Records for this task
^^^^^^^^^^^^^^^^
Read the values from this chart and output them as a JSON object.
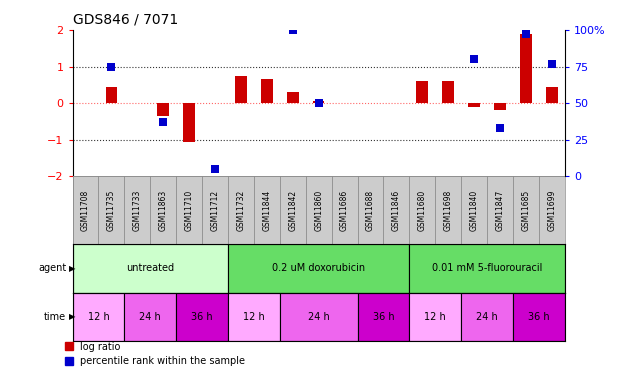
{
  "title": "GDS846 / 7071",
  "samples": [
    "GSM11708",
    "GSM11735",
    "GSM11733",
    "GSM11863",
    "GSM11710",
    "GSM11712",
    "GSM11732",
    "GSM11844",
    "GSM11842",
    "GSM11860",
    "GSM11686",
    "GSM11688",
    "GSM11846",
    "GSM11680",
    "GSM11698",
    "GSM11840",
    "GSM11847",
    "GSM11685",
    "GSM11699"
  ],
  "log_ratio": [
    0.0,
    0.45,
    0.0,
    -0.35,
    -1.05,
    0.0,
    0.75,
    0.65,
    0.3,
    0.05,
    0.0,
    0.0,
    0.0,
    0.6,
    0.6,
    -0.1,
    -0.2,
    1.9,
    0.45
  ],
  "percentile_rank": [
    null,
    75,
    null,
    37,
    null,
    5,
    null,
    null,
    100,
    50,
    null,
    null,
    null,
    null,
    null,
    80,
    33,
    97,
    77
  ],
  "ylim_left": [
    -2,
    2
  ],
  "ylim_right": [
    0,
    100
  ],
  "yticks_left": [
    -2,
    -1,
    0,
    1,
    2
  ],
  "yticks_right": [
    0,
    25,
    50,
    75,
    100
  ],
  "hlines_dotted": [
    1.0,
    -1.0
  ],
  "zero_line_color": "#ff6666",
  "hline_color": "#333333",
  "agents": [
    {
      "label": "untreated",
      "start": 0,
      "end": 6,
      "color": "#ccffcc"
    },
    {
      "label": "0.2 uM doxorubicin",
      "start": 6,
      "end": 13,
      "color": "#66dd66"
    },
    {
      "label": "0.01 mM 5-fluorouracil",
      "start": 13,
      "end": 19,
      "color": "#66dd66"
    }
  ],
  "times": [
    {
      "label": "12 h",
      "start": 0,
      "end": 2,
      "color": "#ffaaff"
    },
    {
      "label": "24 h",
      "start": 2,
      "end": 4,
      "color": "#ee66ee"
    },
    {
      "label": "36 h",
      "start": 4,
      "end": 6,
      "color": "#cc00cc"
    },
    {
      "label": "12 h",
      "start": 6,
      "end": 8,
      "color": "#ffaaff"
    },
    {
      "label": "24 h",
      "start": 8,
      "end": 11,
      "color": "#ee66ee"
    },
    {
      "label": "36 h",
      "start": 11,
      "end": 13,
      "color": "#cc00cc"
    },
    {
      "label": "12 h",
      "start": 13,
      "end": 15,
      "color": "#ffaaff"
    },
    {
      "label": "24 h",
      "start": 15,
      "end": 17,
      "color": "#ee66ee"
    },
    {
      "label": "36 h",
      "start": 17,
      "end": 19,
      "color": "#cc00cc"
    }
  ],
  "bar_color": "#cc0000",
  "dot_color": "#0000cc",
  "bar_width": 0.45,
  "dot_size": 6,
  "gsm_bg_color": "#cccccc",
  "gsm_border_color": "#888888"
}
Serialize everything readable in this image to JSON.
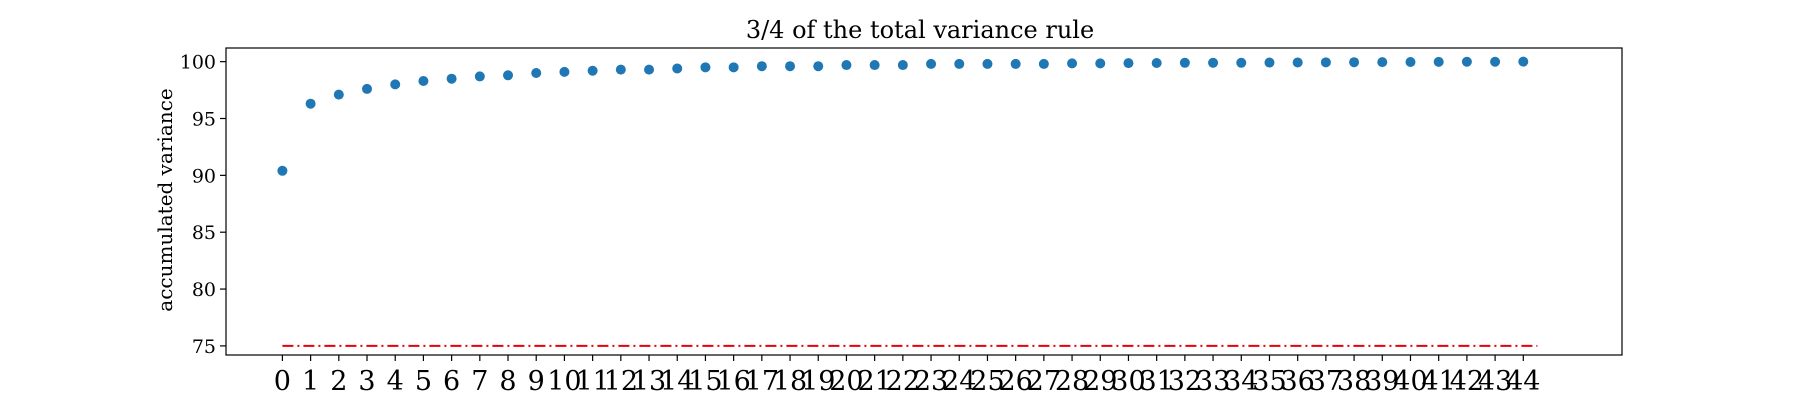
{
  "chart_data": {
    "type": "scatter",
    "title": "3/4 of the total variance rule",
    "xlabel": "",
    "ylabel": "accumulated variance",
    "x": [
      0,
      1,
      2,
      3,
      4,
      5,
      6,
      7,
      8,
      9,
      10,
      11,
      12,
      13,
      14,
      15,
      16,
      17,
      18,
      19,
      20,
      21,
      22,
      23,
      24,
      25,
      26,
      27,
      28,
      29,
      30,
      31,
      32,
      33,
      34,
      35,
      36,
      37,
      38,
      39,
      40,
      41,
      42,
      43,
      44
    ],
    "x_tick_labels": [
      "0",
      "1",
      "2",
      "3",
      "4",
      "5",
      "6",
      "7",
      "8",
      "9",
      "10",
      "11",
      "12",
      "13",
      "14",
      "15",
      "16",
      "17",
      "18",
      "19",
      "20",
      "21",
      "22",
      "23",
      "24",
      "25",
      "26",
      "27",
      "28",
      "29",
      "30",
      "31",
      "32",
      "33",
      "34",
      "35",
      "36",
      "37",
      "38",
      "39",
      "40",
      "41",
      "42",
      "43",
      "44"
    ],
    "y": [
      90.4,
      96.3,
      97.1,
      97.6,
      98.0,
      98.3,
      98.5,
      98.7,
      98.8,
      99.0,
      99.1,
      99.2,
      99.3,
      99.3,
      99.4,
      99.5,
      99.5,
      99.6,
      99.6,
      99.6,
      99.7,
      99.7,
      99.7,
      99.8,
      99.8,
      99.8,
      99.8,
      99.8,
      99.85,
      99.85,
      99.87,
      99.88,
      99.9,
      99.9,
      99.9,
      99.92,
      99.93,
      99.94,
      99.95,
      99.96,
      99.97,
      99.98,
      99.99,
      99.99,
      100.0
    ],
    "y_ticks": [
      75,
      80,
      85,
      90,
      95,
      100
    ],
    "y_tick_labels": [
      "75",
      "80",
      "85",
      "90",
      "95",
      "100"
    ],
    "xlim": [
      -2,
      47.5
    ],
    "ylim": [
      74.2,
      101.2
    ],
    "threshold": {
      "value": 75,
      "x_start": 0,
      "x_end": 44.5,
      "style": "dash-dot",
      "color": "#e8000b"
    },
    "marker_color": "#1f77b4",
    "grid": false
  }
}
^^^^^^^^^^^^^^^^
The exercise
Every record above should come back exactly, but without its pictures.

The solution
Read the values from this chart and output them as a JSON object.
{
  "title": "GDS846 / 7071",
  "samples": [
    "GSM11708",
    "GSM11735",
    "GSM11733",
    "GSM11863",
    "GSM11710",
    "GSM11712",
    "GSM11732",
    "GSM11844",
    "GSM11842",
    "GSM11860",
    "GSM11686",
    "GSM11688",
    "GSM11846",
    "GSM11680",
    "GSM11698",
    "GSM11840",
    "GSM11847",
    "GSM11685",
    "GSM11699"
  ],
  "log_ratio": [
    0.0,
    0.45,
    0.0,
    -0.35,
    -1.05,
    0.0,
    0.75,
    0.65,
    0.3,
    0.05,
    0.0,
    0.0,
    0.0,
    0.6,
    0.6,
    -0.1,
    -0.2,
    1.9,
    0.45
  ],
  "percentile_rank": [
    null,
    75,
    null,
    37,
    null,
    5,
    null,
    null,
    100,
    50,
    null,
    null,
    null,
    null,
    null,
    80,
    33,
    97,
    77
  ],
  "ylim_left": [
    -2,
    2
  ],
  "ylim_right": [
    0,
    100
  ],
  "yticks_left": [
    -2,
    -1,
    0,
    1,
    2
  ],
  "yticks_right": [
    0,
    25,
    50,
    75,
    100
  ],
  "hlines_dotted": [
    1.0,
    -1.0
  ],
  "zero_line_color": "#ff6666",
  "hline_color": "#333333",
  "agents": [
    {
      "label": "untreated",
      "start": 0,
      "end": 6,
      "color": "#ccffcc"
    },
    {
      "label": "0.2 uM doxorubicin",
      "start": 6,
      "end": 13,
      "color": "#66dd66"
    },
    {
      "label": "0.01 mM 5-fluorouracil",
      "start": 13,
      "end": 19,
      "color": "#66dd66"
    }
  ],
  "times": [
    {
      "label": "12 h",
      "start": 0,
      "end": 2,
      "color": "#ffaaff"
    },
    {
      "label": "24 h",
      "start": 2,
      "end": 4,
      "color": "#ee66ee"
    },
    {
      "label": "36 h",
      "start": 4,
      "end": 6,
      "color": "#cc00cc"
    },
    {
      "label": "12 h",
      "start": 6,
      "end": 8,
      "color": "#ffaaff"
    },
    {
      "label": "24 h",
      "start": 8,
      "end": 11,
      "color": "#ee66ee"
    },
    {
      "label": "36 h",
      "start": 11,
      "end": 13,
      "color": "#cc00cc"
    },
    {
      "label": "12 h",
      "start": 13,
      "end": 15,
      "color": "#ffaaff"
    },
    {
      "label": "24 h",
      "start": 15,
      "end": 17,
      "color": "#ee66ee"
    },
    {
      "label": "36 h",
      "start": 17,
      "end": 19,
      "color": "#cc00cc"
    }
  ],
  "bar_color": "#cc0000",
  "dot_color": "#0000cc",
  "bar_width": 0.45,
  "dot_size": 6,
  "gsm_bg_color": "#cccccc",
  "gsm_border_color": "#888888"
}
Serialize everything readable in this image to JSON.
{
  "chart_data": {
    "type": "scatter",
    "title": "3/4 of the total variance rule",
    "xlabel": "",
    "ylabel": "accumulated variance",
    "x": [
      0,
      1,
      2,
      3,
      4,
      5,
      6,
      7,
      8,
      9,
      10,
      11,
      12,
      13,
      14,
      15,
      16,
      17,
      18,
      19,
      20,
      21,
      22,
      23,
      24,
      25,
      26,
      27,
      28,
      29,
      30,
      31,
      32,
      33,
      34,
      35,
      36,
      37,
      38,
      39,
      40,
      41,
      42,
      43,
      44
    ],
    "x_tick_labels": [
      "0",
      "1",
      "2",
      "3",
      "4",
      "5",
      "6",
      "7",
      "8",
      "9",
      "10",
      "11",
      "12",
      "13",
      "14",
      "15",
      "16",
      "17",
      "18",
      "19",
      "20",
      "21",
      "22",
      "23",
      "24",
      "25",
      "26",
      "27",
      "28",
      "29",
      "30",
      "31",
      "32",
      "33",
      "34",
      "35",
      "36",
      "37",
      "38",
      "39",
      "40",
      "41",
      "42",
      "43",
      "44"
    ],
    "y": [
      90.4,
      96.3,
      97.1,
      97.6,
      98.0,
      98.3,
      98.5,
      98.7,
      98.8,
      99.0,
      99.1,
      99.2,
      99.3,
      99.3,
      99.4,
      99.5,
      99.5,
      99.6,
      99.6,
      99.6,
      99.7,
      99.7,
      99.7,
      99.8,
      99.8,
      99.8,
      99.8,
      99.8,
      99.85,
      99.85,
      99.87,
      99.88,
      99.9,
      99.9,
      99.9,
      99.92,
      99.93,
      99.94,
      99.95,
      99.96,
      99.97,
      99.98,
      99.99,
      99.99,
      100.0
    ],
    "y_ticks": [
      75,
      80,
      85,
      90,
      95,
      100
    ],
    "y_tick_labels": [
      "75",
      "80",
      "85",
      "90",
      "95",
      "100"
    ],
    "xlim": [
      -2,
      47.5
    ],
    "ylim": [
      74.2,
      101.2
    ],
    "threshold": {
      "value": 75,
      "x_start": 0,
      "x_end": 44.5,
      "style": "dash-dot",
      "color": "#e8000b"
    },
    "marker_color": "#1f77b4",
    "grid": false
  }
}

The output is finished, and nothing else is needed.